__ENTRIES PROVIDED__
•••
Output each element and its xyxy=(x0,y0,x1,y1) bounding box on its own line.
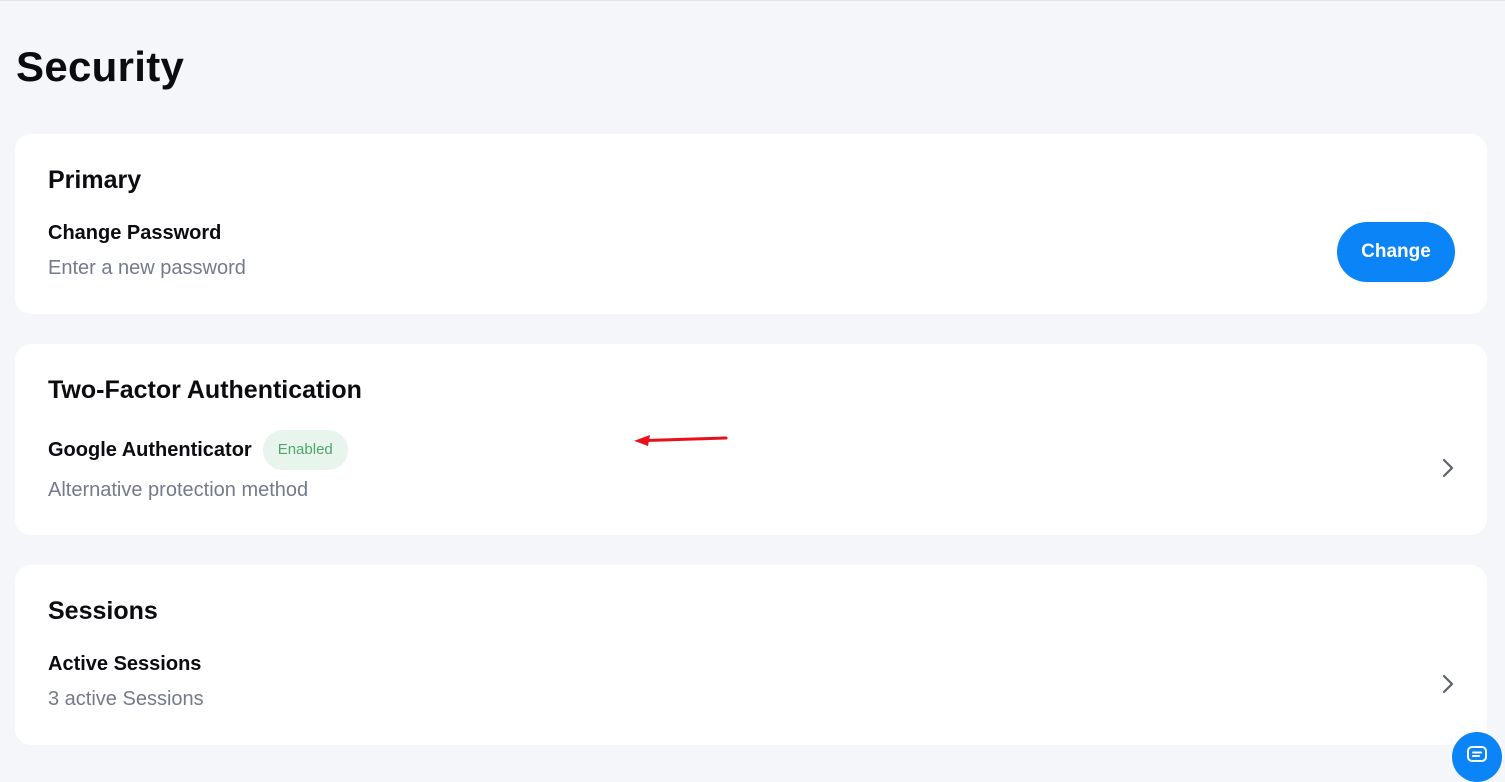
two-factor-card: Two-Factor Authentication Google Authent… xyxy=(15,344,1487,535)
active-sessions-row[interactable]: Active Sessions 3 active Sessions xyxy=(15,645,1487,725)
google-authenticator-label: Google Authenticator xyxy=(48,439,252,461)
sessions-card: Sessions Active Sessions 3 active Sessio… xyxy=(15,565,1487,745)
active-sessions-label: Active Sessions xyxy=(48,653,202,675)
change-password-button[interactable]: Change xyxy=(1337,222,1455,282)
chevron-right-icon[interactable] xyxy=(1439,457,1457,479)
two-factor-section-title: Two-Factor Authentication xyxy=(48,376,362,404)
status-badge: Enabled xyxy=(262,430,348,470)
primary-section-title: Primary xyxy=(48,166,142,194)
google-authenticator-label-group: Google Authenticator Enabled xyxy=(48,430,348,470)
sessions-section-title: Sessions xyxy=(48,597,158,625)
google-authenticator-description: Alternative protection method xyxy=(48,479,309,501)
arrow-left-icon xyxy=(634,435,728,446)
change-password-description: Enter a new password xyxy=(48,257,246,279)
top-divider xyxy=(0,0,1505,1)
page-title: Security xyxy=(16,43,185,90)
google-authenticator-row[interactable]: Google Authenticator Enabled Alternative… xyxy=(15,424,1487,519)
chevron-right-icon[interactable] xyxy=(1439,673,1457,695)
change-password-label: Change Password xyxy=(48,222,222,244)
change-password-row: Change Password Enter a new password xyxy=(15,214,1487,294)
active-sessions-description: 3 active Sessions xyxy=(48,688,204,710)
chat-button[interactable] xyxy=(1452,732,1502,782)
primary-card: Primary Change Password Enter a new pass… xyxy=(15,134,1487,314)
•••
Rewrite all the rows above with "Enabled" changed to "Disabled" and everything else left the same. Omit the pictures.

Output each element and its xyxy=(x0,y0,x1,y1) bounding box on its own line.
two-factor-card: Two-Factor Authentication Google Authent… xyxy=(15,344,1487,535)
active-sessions-row[interactable]: Active Sessions 3 active Sessions xyxy=(15,645,1487,725)
google-authenticator-label: Google Authenticator xyxy=(48,439,252,461)
sessions-card: Sessions Active Sessions 3 active Sessio… xyxy=(15,565,1487,745)
active-sessions-label: Active Sessions xyxy=(48,653,202,675)
change-password-button[interactable]: Change xyxy=(1337,222,1455,282)
chevron-right-icon[interactable] xyxy=(1439,457,1457,479)
two-factor-section-title: Two-Factor Authentication xyxy=(48,376,362,404)
status-badge: Disabled xyxy=(262,430,348,470)
primary-section-title: Primary xyxy=(48,166,142,194)
google-authenticator-label-group: Google Authenticator Disabled xyxy=(48,430,348,470)
sessions-section-title: Sessions xyxy=(48,597,158,625)
google-authenticator-description: Alternative protection method xyxy=(48,479,309,501)
arrow-left-icon xyxy=(634,435,728,446)
change-password-description: Enter a new password xyxy=(48,257,246,279)
top-divider xyxy=(0,0,1505,1)
page-title: Security xyxy=(16,43,185,90)
google-authenticator-row[interactable]: Google Authenticator Disabled Alternative… xyxy=(15,424,1487,519)
chevron-right-icon[interactable] xyxy=(1439,673,1457,695)
change-password-label: Change Password xyxy=(48,222,222,244)
change-password-row: Change Password Enter a new password xyxy=(15,214,1487,294)
active-sessions-description: 3 active Sessions xyxy=(48,688,204,710)
chat-button[interactable] xyxy=(1452,732,1502,782)
primary-card: Primary Change Password Enter a new pass… xyxy=(15,134,1487,314)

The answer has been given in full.